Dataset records

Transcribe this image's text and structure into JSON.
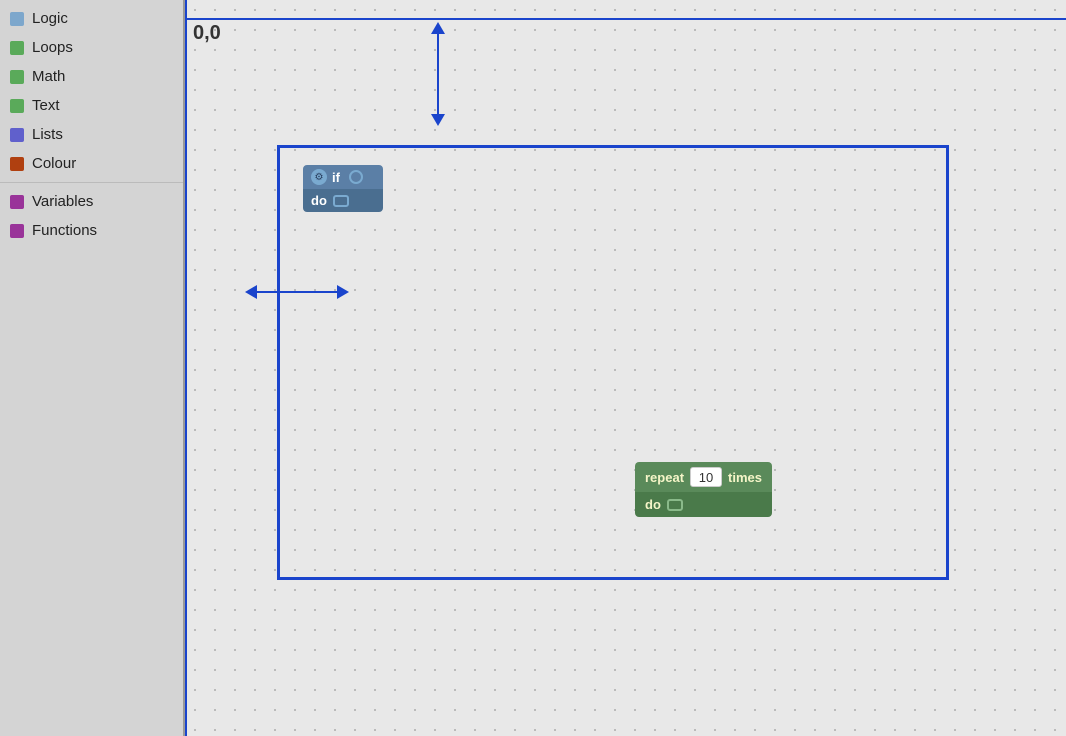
{
  "sidebar": {
    "items": [
      {
        "id": "logic",
        "label": "Logic",
        "color": "#7da7cc"
      },
      {
        "id": "loops",
        "label": "Loops",
        "color": "#5aaa5a"
      },
      {
        "id": "math",
        "label": "Math",
        "color": "#5aaa5a"
      },
      {
        "id": "text",
        "label": "Text",
        "color": "#5aaa5a"
      },
      {
        "id": "lists",
        "label": "Lists",
        "color": "#6060cc"
      },
      {
        "id": "colour",
        "label": "Colour",
        "color": "#b04010"
      },
      {
        "id": "variables",
        "label": "Variables",
        "color": "#993399"
      },
      {
        "id": "functions",
        "label": "Functions",
        "color": "#993399"
      }
    ]
  },
  "canvas": {
    "coords": "0,0"
  },
  "blocks": {
    "if_block": {
      "if_label": "if",
      "do_label": "do"
    },
    "repeat_block": {
      "repeat_label": "repeat",
      "times_value": "10",
      "times_label": "times",
      "do_label": "do"
    }
  }
}
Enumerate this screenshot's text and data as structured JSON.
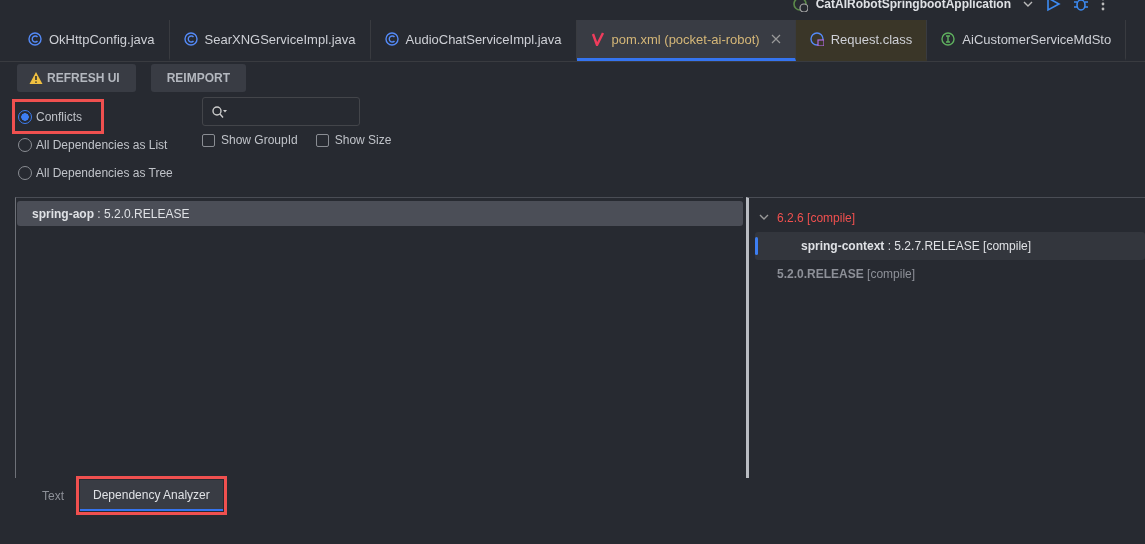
{
  "toolbar": {
    "run_config": "CatAIRobotSpringbootApplication"
  },
  "editor_tabs": [
    {
      "label": "OkHttpConfig.java",
      "kind": "class",
      "selected": false
    },
    {
      "label": "SearXNGServiceImpl.java",
      "kind": "class",
      "selected": false
    },
    {
      "label": "AudioChatServiceImpl.java",
      "kind": "class",
      "selected": false
    },
    {
      "label": "pom.xml (pocket-ai-robot)",
      "kind": "maven",
      "selected": true,
      "closable": true
    },
    {
      "label": "Request.class",
      "kind": "compiled",
      "selected": false
    },
    {
      "label": "AiCustomerServiceMdSto",
      "kind": "interface",
      "selected": false
    }
  ],
  "actions": [
    {
      "label": "REFRESH UI",
      "warning": true
    },
    {
      "label": "REIMPORT",
      "warning": false
    }
  ],
  "view_modes": [
    {
      "label": "Conflicts",
      "selected": true,
      "highlighted": true
    },
    {
      "label": "All Dependencies as List",
      "selected": false,
      "highlighted": false
    },
    {
      "label": "All Dependencies as Tree",
      "selected": false,
      "highlighted": false
    }
  ],
  "options": [
    {
      "label": "Show GroupId",
      "checked": false
    },
    {
      "label": "Show Size",
      "checked": false
    }
  ],
  "conflicts": [
    {
      "name": "spring-aop",
      "separator": ":",
      "version": "5.2.0.RELEASE",
      "selected": true
    }
  ],
  "usages": [
    {
      "version": "6.2.6",
      "scope": "[compile]",
      "conflict": true,
      "expanded": true,
      "children": [
        {
          "name": "spring-context",
          "separator": ":",
          "version": "5.2.7.RELEASE",
          "scope": "[compile]",
          "selected": true
        }
      ]
    },
    {
      "version": "5.2.0.RELEASE",
      "scope": "[compile]",
      "conflict": false
    }
  ],
  "bottom_tabs": [
    {
      "label": "Text",
      "selected": false,
      "highlighted": false
    },
    {
      "label": "Dependency Analyzer",
      "selected": true,
      "highlighted": true
    }
  ]
}
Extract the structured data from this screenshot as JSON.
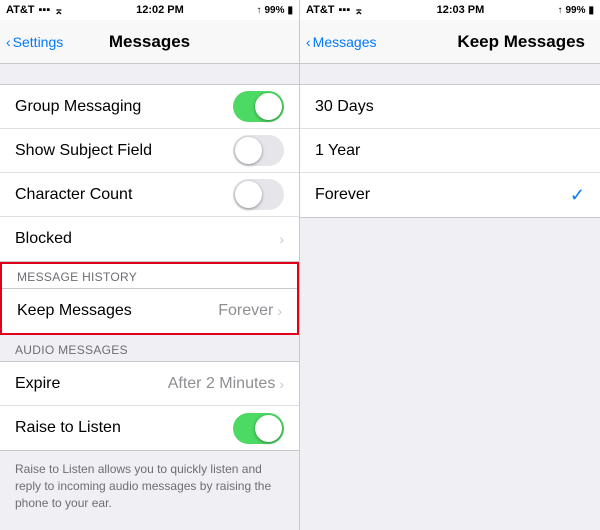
{
  "left": {
    "statusBar": {
      "carrier": "AT&T",
      "signal": "●●●○○",
      "time": "12:02 PM",
      "battery": "99%"
    },
    "navBar": {
      "backLabel": "Settings",
      "title": "Messages"
    },
    "rows": [
      {
        "id": "group-messaging",
        "label": "Group Messaging",
        "control": "toggle-on",
        "value": ""
      },
      {
        "id": "show-subject",
        "label": "Show Subject Field",
        "control": "toggle-off",
        "value": ""
      },
      {
        "id": "character-count",
        "label": "Character Count",
        "control": "toggle-off",
        "value": ""
      },
      {
        "id": "blocked",
        "label": "Blocked",
        "control": "chevron",
        "value": ""
      }
    ],
    "messageHistory": {
      "sectionHeader": "MESSAGE HISTORY",
      "keepLabel": "Keep Messages",
      "keepValue": "Forever"
    },
    "audioMessages": {
      "sectionHeader": "AUDIO MESSAGES",
      "expireLabel": "Expire",
      "expireValue": "After 2 Minutes",
      "raiseLabel": "Raise to Listen",
      "raiseControl": "toggle-on"
    },
    "bottomNote": "Raise to Listen allows you to quickly listen and reply to incoming audio messages by raising the phone to your ear."
  },
  "right": {
    "statusBar": {
      "carrier": "AT&T",
      "signal": "●●●○○",
      "time": "12:03 PM",
      "battery": "99%"
    },
    "navBar": {
      "backLabel": "Messages",
      "title": "Keep Messages"
    },
    "options": [
      {
        "id": "30-days",
        "label": "30 Days",
        "selected": false
      },
      {
        "id": "1-year",
        "label": "1 Year",
        "selected": false
      },
      {
        "id": "forever",
        "label": "Forever",
        "selected": true
      }
    ]
  },
  "icons": {
    "chevronLeft": "‹",
    "chevronRight": "›",
    "checkmark": "✓"
  }
}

→ **AIM OF THE TASK**: Set the pictures aside and transcribe the data above exactly.

→ **ANSWER TO THIS EXERCISE**:
Transcribe this image's text and structure into JSON.
{
  "sidebar": {
    "items": [
      {
        "id": "logic",
        "label": "Logic",
        "color": "#7da7cc"
      },
      {
        "id": "loops",
        "label": "Loops",
        "color": "#5aaa5a"
      },
      {
        "id": "math",
        "label": "Math",
        "color": "#5aaa5a"
      },
      {
        "id": "text",
        "label": "Text",
        "color": "#5aaa5a"
      },
      {
        "id": "lists",
        "label": "Lists",
        "color": "#6060cc"
      },
      {
        "id": "colour",
        "label": "Colour",
        "color": "#b04010"
      },
      {
        "id": "variables",
        "label": "Variables",
        "color": "#993399"
      },
      {
        "id": "functions",
        "label": "Functions",
        "color": "#993399"
      }
    ]
  },
  "canvas": {
    "coords": "0,0"
  },
  "blocks": {
    "if_block": {
      "if_label": "if",
      "do_label": "do"
    },
    "repeat_block": {
      "repeat_label": "repeat",
      "times_value": "10",
      "times_label": "times",
      "do_label": "do"
    }
  }
}
Enumerate this screenshot's text and data as structured JSON.
{
  "toolbar": {
    "run_config": "CatAIRobotSpringbootApplication"
  },
  "editor_tabs": [
    {
      "label": "OkHttpConfig.java",
      "kind": "class",
      "selected": false
    },
    {
      "label": "SearXNGServiceImpl.java",
      "kind": "class",
      "selected": false
    },
    {
      "label": "AudioChatServiceImpl.java",
      "kind": "class",
      "selected": false
    },
    {
      "label": "pom.xml (pocket-ai-robot)",
      "kind": "maven",
      "selected": true,
      "closable": true
    },
    {
      "label": "Request.class",
      "kind": "compiled",
      "selected": false
    },
    {
      "label": "AiCustomerServiceMdSto",
      "kind": "interface",
      "selected": false
    }
  ],
  "actions": [
    {
      "label": "REFRESH UI",
      "warning": true
    },
    {
      "label": "REIMPORT",
      "warning": false
    }
  ],
  "view_modes": [
    {
      "label": "Conflicts",
      "selected": true,
      "highlighted": true
    },
    {
      "label": "All Dependencies as List",
      "selected": false,
      "highlighted": false
    },
    {
      "label": "All Dependencies as Tree",
      "selected": false,
      "highlighted": false
    }
  ],
  "options": [
    {
      "label": "Show GroupId",
      "checked": false
    },
    {
      "label": "Show Size",
      "checked": false
    }
  ],
  "conflicts": [
    {
      "name": "spring-aop",
      "separator": ":",
      "version": "5.2.0.RELEASE",
      "selected": true
    }
  ],
  "usages": [
    {
      "version": "6.2.6",
      "scope": "[compile]",
      "conflict": true,
      "expanded": true,
      "children": [
        {
          "name": "spring-context",
          "separator": ":",
          "version": "5.2.7.RELEASE",
          "scope": "[compile]",
          "selected": true
        }
      ]
    },
    {
      "version": "5.2.0.RELEASE",
      "scope": "[compile]",
      "conflict": false
    }
  ],
  "bottom_tabs": [
    {
      "label": "Text",
      "selected": false,
      "highlighted": false
    },
    {
      "label": "Dependency Analyzer",
      "selected": true,
      "highlighted": true
    }
  ]
}
Extract the structured data from this screenshot as JSON.
{
  "left": {
    "statusBar": {
      "carrier": "AT&T",
      "signal": "●●●○○",
      "time": "12:02 PM",
      "battery": "99%"
    },
    "navBar": {
      "backLabel": "Settings",
      "title": "Messages"
    },
    "rows": [
      {
        "id": "group-messaging",
        "label": "Group Messaging",
        "control": "toggle-on",
        "value": ""
      },
      {
        "id": "show-subject",
        "label": "Show Subject Field",
        "control": "toggle-off",
        "value": ""
      },
      {
        "id": "character-count",
        "label": "Character Count",
        "control": "toggle-off",
        "value": ""
      },
      {
        "id": "blocked",
        "label": "Blocked",
        "control": "chevron",
        "value": ""
      }
    ],
    "messageHistory": {
      "sectionHeader": "MESSAGE HISTORY",
      "keepLabel": "Keep Messages",
      "keepValue": "Forever"
    },
    "audioMessages": {
      "sectionHeader": "AUDIO MESSAGES",
      "expireLabel": "Expire",
      "expireValue": "After 2 Minutes",
      "raiseLabel": "Raise to Listen",
      "raiseControl": "toggle-on"
    },
    "bottomNote": "Raise to Listen allows you to quickly listen and reply to incoming audio messages by raising the phone to your ear."
  },
  "right": {
    "statusBar": {
      "carrier": "AT&T",
      "signal": "●●●○○",
      "time": "12:03 PM",
      "battery": "99%"
    },
    "navBar": {
      "backLabel": "Messages",
      "title": "Keep Messages"
    },
    "options": [
      {
        "id": "30-days",
        "label": "30 Days",
        "selected": false
      },
      {
        "id": "1-year",
        "label": "1 Year",
        "selected": false
      },
      {
        "id": "forever",
        "label": "Forever",
        "selected": true
      }
    ]
  },
  "icons": {
    "chevronLeft": "‹",
    "chevronRight": "›",
    "checkmark": "✓"
  }
}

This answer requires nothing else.